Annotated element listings
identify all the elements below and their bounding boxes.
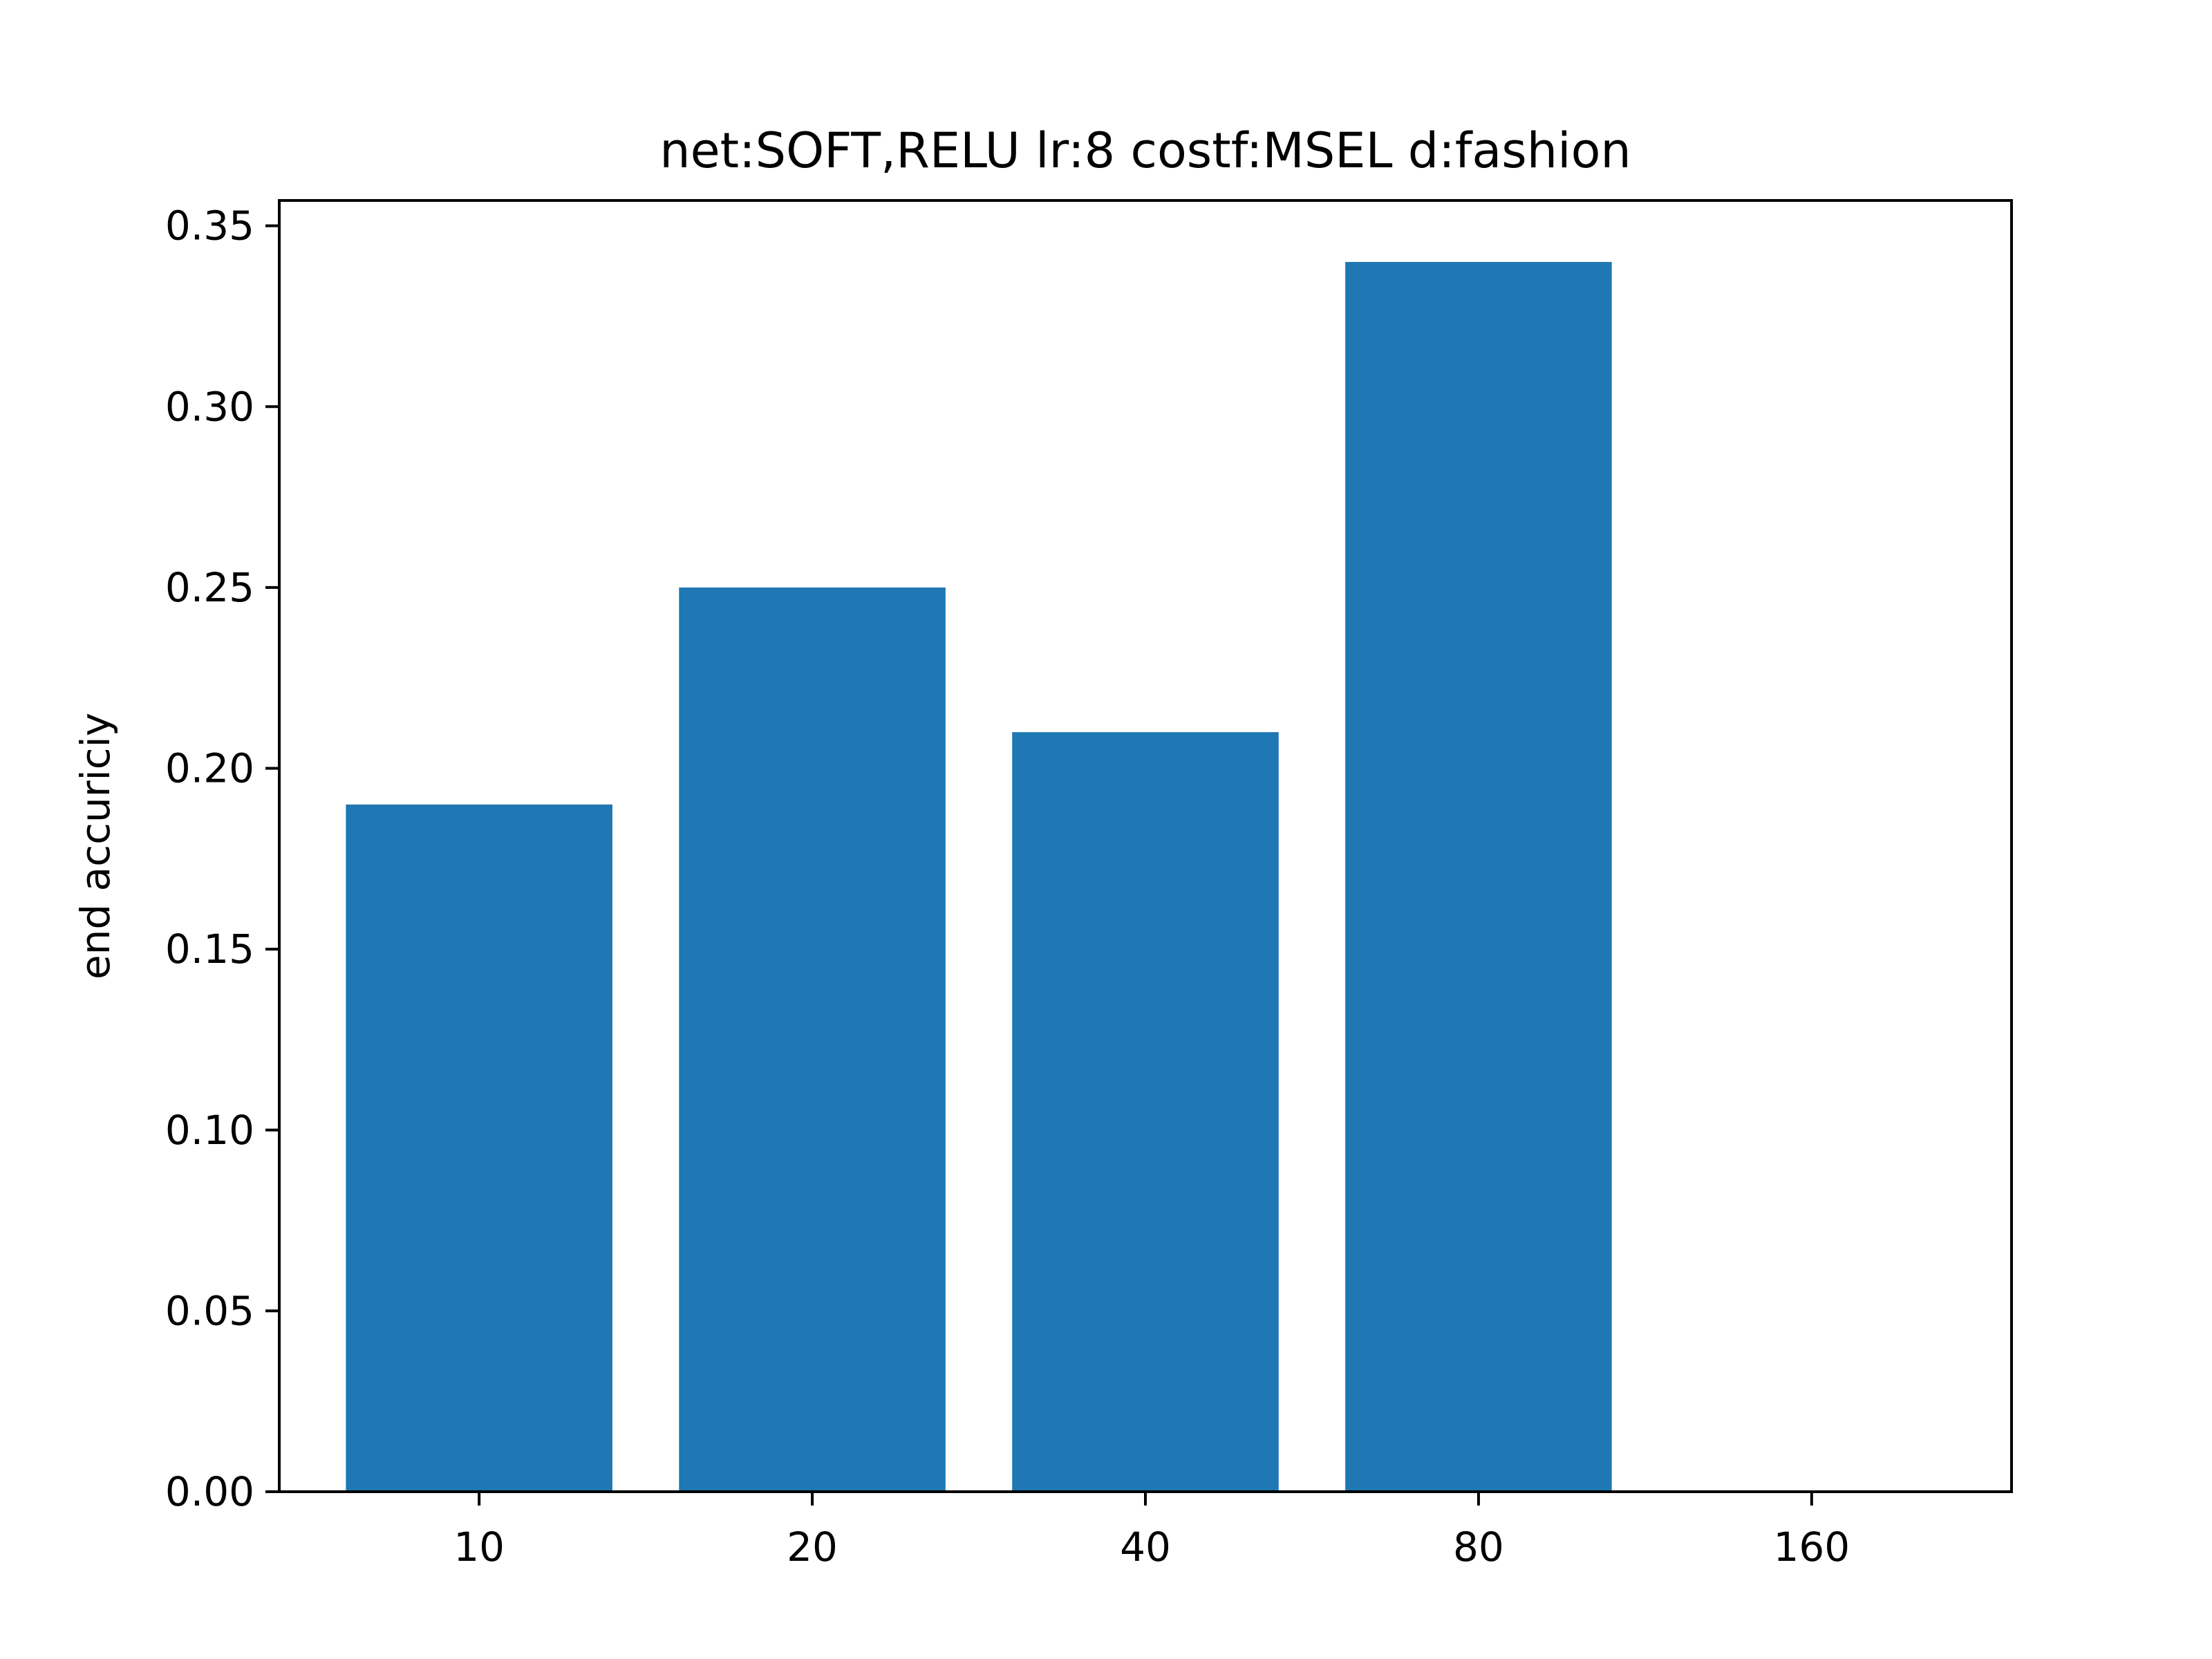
bar-20 bbox=[679, 587, 946, 1492]
chart-title: net:SOFT,RELU lr:8 costf:MSEL d:fashion bbox=[659, 122, 1631, 179]
y-axis: 0.00 0.05 0.10 0.15 0.20 0.25 0.30 0.35 bbox=[165, 203, 279, 1515]
x-tick-label: 10 bbox=[453, 1524, 505, 1571]
x-tick-label: 20 bbox=[787, 1524, 838, 1571]
y-tick-label: 0.05 bbox=[165, 1287, 254, 1334]
y-tick-label: 0.25 bbox=[165, 564, 254, 611]
bar-10 bbox=[346, 804, 612, 1492]
y-axis-title: end accuriciy bbox=[72, 713, 119, 980]
y-tick-label: 0.20 bbox=[165, 745, 254, 792]
y-tick-label: 0.00 bbox=[165, 1468, 254, 1515]
y-tick-label: 0.15 bbox=[165, 926, 254, 973]
bars-layer bbox=[346, 261, 1612, 1492]
y-tick-label: 0.10 bbox=[165, 1107, 254, 1154]
y-tick-label: 0.30 bbox=[165, 383, 254, 430]
bar-40 bbox=[1012, 732, 1279, 1492]
bar-80 bbox=[1345, 261, 1612, 1492]
x-tick-label: 40 bbox=[1120, 1524, 1171, 1571]
x-axis: 10 20 40 80 160 bbox=[453, 1492, 1850, 1571]
plot-frame bbox=[278, 199, 2013, 1493]
y-tick-label: 0.35 bbox=[165, 203, 254, 250]
x-tick-label: 80 bbox=[1453, 1524, 1504, 1571]
x-tick-label: 160 bbox=[1773, 1524, 1850, 1571]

• **GOAL**
Pull every line from the entries above and reproduce it verbatim, omitting the pictures.

• **TASK ANSWER**
identify all the elements below and their bounding boxes.
bar-20 bbox=[679, 587, 946, 1492]
chart-title: net:SOFT,RELU lr:8 costf:MSEL d:fashion bbox=[659, 122, 1631, 179]
y-axis: 0.00 0.05 0.10 0.15 0.20 0.25 0.30 0.35 bbox=[165, 203, 279, 1515]
x-tick-label: 10 bbox=[453, 1524, 505, 1571]
x-tick-label: 20 bbox=[787, 1524, 838, 1571]
y-tick-label: 0.05 bbox=[165, 1287, 254, 1334]
y-tick-label: 0.25 bbox=[165, 564, 254, 611]
bar-10 bbox=[346, 804, 612, 1492]
y-axis-title: end accuriciy bbox=[72, 713, 119, 980]
y-tick-label: 0.20 bbox=[165, 745, 254, 792]
y-tick-label: 0.00 bbox=[165, 1468, 254, 1515]
y-tick-label: 0.15 bbox=[165, 926, 254, 973]
bars-layer bbox=[346, 261, 1612, 1492]
y-tick-label: 0.10 bbox=[165, 1107, 254, 1154]
y-tick-label: 0.30 bbox=[165, 383, 254, 430]
bar-40 bbox=[1012, 732, 1279, 1492]
bar-80 bbox=[1345, 261, 1612, 1492]
x-tick-label: 40 bbox=[1120, 1524, 1171, 1571]
x-axis: 10 20 40 80 160 bbox=[453, 1492, 1850, 1571]
plot-frame bbox=[278, 199, 2013, 1493]
y-tick-label: 0.35 bbox=[165, 203, 254, 250]
x-tick-label: 80 bbox=[1453, 1524, 1504, 1571]
x-tick-label: 160 bbox=[1773, 1524, 1850, 1571]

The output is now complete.